» EXERCISE DATA
====================
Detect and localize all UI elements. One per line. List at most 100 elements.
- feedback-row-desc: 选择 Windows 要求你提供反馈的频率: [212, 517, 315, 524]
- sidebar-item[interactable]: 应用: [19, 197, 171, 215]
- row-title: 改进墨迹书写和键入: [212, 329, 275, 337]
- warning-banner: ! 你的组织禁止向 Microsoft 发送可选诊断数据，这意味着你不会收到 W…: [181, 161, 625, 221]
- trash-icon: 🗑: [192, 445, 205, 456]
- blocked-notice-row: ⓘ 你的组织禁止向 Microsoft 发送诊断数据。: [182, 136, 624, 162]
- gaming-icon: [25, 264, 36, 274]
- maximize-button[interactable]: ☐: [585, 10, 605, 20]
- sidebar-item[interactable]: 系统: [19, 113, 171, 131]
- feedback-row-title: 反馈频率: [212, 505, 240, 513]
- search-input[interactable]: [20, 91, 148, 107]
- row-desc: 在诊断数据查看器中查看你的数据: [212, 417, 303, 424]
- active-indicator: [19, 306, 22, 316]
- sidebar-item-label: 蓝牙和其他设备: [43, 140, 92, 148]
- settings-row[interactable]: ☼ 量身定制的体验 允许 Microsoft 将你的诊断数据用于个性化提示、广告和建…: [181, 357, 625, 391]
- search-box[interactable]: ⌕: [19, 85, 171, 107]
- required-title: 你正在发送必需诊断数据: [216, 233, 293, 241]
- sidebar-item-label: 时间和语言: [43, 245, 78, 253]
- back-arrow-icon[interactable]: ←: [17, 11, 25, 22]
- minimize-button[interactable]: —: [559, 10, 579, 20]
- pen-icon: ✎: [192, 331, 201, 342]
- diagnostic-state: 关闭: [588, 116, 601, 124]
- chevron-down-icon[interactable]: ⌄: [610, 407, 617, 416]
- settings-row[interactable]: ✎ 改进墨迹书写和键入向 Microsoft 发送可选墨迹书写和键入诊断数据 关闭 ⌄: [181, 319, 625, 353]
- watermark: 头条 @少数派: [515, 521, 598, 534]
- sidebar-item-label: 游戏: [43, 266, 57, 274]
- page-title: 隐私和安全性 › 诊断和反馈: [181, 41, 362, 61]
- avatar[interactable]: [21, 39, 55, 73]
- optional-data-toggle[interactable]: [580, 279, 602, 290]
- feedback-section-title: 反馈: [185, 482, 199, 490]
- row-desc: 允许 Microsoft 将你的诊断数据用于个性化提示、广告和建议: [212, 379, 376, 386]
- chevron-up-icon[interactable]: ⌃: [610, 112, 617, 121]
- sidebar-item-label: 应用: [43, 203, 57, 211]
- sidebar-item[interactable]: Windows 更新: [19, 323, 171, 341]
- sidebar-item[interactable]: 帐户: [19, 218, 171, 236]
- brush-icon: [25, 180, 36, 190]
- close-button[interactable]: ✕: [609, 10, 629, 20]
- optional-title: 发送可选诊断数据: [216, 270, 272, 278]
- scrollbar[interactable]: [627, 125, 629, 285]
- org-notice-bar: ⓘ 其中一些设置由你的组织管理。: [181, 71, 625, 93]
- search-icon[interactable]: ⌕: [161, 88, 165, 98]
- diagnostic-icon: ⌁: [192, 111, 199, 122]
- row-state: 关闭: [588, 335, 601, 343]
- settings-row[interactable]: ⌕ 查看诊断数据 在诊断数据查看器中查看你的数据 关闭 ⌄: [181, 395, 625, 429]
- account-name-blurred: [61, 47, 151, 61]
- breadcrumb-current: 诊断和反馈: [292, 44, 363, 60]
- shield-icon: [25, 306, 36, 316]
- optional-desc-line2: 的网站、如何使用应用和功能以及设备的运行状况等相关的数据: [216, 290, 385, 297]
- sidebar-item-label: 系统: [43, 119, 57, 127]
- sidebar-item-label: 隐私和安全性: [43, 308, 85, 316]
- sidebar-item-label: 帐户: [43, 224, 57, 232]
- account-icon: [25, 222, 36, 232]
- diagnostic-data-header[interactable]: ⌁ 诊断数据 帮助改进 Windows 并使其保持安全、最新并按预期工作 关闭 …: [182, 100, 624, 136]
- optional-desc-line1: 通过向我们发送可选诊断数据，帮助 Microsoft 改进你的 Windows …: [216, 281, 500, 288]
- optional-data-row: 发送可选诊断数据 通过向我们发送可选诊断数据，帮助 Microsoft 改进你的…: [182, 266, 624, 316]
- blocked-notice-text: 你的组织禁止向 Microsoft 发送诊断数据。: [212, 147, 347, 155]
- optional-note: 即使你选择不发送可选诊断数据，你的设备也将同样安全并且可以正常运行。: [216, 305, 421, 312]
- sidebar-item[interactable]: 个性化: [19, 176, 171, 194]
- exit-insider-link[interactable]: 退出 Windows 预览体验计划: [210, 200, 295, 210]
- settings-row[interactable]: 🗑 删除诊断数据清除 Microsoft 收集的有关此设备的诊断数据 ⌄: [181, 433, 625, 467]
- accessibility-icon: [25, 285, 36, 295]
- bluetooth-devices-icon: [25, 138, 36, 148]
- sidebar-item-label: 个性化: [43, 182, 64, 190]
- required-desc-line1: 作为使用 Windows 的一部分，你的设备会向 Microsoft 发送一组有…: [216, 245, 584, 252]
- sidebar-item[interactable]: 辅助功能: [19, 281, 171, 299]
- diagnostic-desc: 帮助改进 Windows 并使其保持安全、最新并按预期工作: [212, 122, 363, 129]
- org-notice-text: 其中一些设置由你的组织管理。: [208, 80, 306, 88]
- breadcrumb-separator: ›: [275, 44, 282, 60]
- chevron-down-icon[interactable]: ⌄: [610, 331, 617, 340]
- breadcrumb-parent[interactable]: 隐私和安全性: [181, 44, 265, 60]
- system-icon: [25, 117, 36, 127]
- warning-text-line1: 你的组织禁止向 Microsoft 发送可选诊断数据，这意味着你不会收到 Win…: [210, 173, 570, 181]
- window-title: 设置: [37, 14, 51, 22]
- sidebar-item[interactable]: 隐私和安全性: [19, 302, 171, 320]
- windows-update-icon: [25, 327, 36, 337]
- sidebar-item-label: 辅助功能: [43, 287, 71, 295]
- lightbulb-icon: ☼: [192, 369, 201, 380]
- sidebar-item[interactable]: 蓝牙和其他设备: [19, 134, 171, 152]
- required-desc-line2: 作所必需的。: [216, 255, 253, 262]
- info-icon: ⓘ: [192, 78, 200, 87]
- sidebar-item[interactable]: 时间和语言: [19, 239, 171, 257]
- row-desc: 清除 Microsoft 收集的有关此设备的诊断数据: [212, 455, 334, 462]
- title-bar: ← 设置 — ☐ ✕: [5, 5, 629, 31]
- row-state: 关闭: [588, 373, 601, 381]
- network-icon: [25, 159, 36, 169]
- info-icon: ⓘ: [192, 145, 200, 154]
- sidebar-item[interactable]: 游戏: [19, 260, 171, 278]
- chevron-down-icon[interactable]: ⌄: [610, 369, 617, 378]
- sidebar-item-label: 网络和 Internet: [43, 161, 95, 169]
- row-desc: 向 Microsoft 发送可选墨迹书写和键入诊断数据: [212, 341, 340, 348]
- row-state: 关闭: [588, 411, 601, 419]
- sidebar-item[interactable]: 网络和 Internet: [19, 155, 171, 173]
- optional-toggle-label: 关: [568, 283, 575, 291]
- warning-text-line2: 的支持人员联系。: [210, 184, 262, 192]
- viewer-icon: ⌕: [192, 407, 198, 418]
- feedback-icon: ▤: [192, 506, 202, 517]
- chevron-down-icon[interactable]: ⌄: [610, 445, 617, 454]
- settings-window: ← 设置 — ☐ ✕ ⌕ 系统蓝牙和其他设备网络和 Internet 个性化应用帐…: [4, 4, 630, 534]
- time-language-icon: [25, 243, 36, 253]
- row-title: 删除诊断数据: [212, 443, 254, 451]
====================
Copy out, without any changes, every line from the very start of the records through the line containing "- sidebar-item-label: 应用: [43, 203, 57, 211]".

» TASK ANSWER
Detect and localize all UI elements. One per line. List at most 100 elements.
- feedback-row-desc: 选择 Windows 要求你提供反馈的频率: [212, 517, 315, 524]
- sidebar-item[interactable]: 应用: [19, 197, 171, 215]
- row-title: 改进墨迹书写和键入: [212, 329, 275, 337]
- warning-banner: ! 你的组织禁止向 Microsoft 发送可选诊断数据，这意味着你不会收到 W…: [181, 161, 625, 221]
- trash-icon: 🗑: [192, 445, 205, 456]
- blocked-notice-row: ⓘ 你的组织禁止向 Microsoft 发送诊断数据。: [182, 136, 624, 162]
- gaming-icon: [25, 264, 36, 274]
- maximize-button[interactable]: ☐: [585, 10, 605, 20]
- sidebar-item[interactable]: 系统: [19, 113, 171, 131]
- feedback-row-title: 反馈频率: [212, 505, 240, 513]
- search-input[interactable]: [20, 91, 148, 107]
- row-desc: 在诊断数据查看器中查看你的数据: [212, 417, 303, 424]
- active-indicator: [19, 306, 22, 316]
- sidebar-item-label: 蓝牙和其他设备: [43, 140, 92, 148]
- settings-row[interactable]: ☼ 量身定制的体验 允许 Microsoft 将你的诊断数据用于个性化提示、广告和建…: [181, 357, 625, 391]
- search-box[interactable]: ⌕: [19, 85, 171, 107]
- required-title: 你正在发送必需诊断数据: [216, 233, 293, 241]
- sidebar-item-label: 时间和语言: [43, 245, 78, 253]
- back-arrow-icon[interactable]: ←: [17, 11, 25, 22]
- minimize-button[interactable]: —: [559, 10, 579, 20]
- pen-icon: ✎: [192, 331, 201, 342]
- diagnostic-state: 关闭: [588, 116, 601, 124]
- chevron-down-icon[interactable]: ⌄: [610, 407, 617, 416]
- settings-row[interactable]: ✎ 改进墨迹书写和键入向 Microsoft 发送可选墨迹书写和键入诊断数据 关闭 ⌄: [181, 319, 625, 353]
- watermark: 头条 @少数派: [515, 521, 598, 534]
- sidebar-item-label: 游戏: [43, 266, 57, 274]
- page-title: 隐私和安全性 › 诊断和反馈: [181, 41, 362, 61]
- avatar[interactable]: [21, 39, 55, 73]
- optional-data-toggle[interactable]: [580, 279, 602, 290]
- feedback-section-title: 反馈: [185, 482, 199, 490]
- row-desc: 允许 Microsoft 将你的诊断数据用于个性化提示、广告和建议: [212, 379, 376, 386]
- chevron-up-icon[interactable]: ⌃: [610, 112, 617, 121]
- sidebar-item-label: 应用: [43, 203, 57, 211]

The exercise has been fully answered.